• _What is being asked_
Scan the entries below. List each line with "produkt".

• _Saved entries_
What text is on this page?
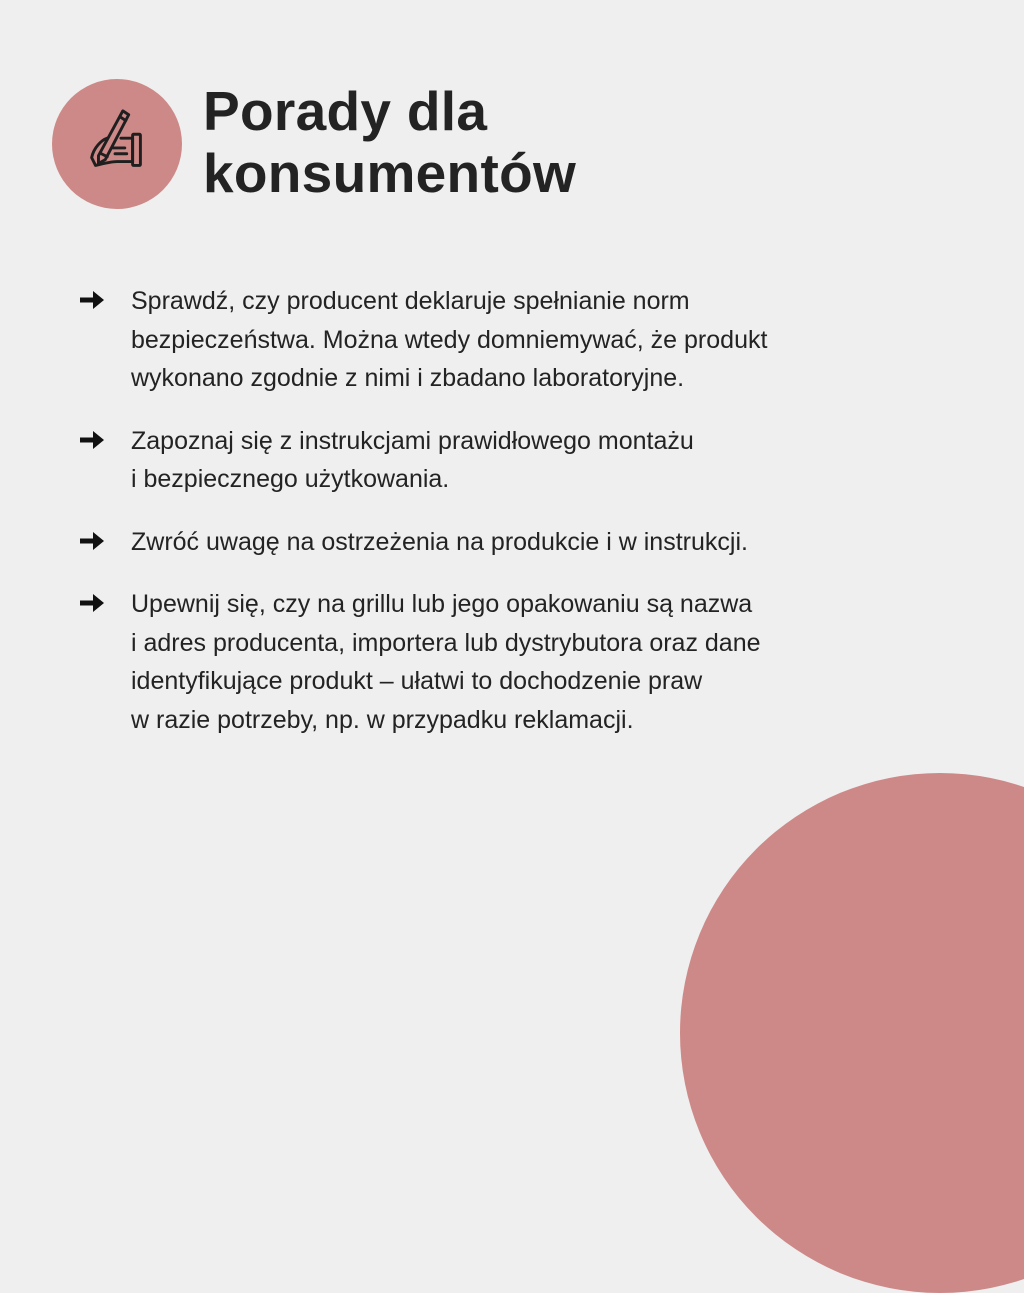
Porady dla
konsumentów
Sprawdź, czy producent deklaruje spełnianie norm
bezpieczeństwa. Można wtedy domniemywać, że produkt
wykonano zgodnie z nimi i zbadano laboratoryjne.
Zapoznaj się z instrukcjami prawidłowego montażu
i bezpiecznego użytkowania.
Zwróć uwagę na ostrzeżenia na produkcie i w instrukcji.
Upewnij się, czy na grillu lub jego opakowaniu są nazwa
i adres producenta, importera lub dystrybutora oraz dane
identyfikujące produkt – ułatwi to dochodzenie praw
w razie potrzeby, np. w przypadku reklamacji.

• _Written response_
bezpieczeństwa. Można wtedy domniemywać, że produkt
identyfikujące produkt – ułatwi to dochodzenie praw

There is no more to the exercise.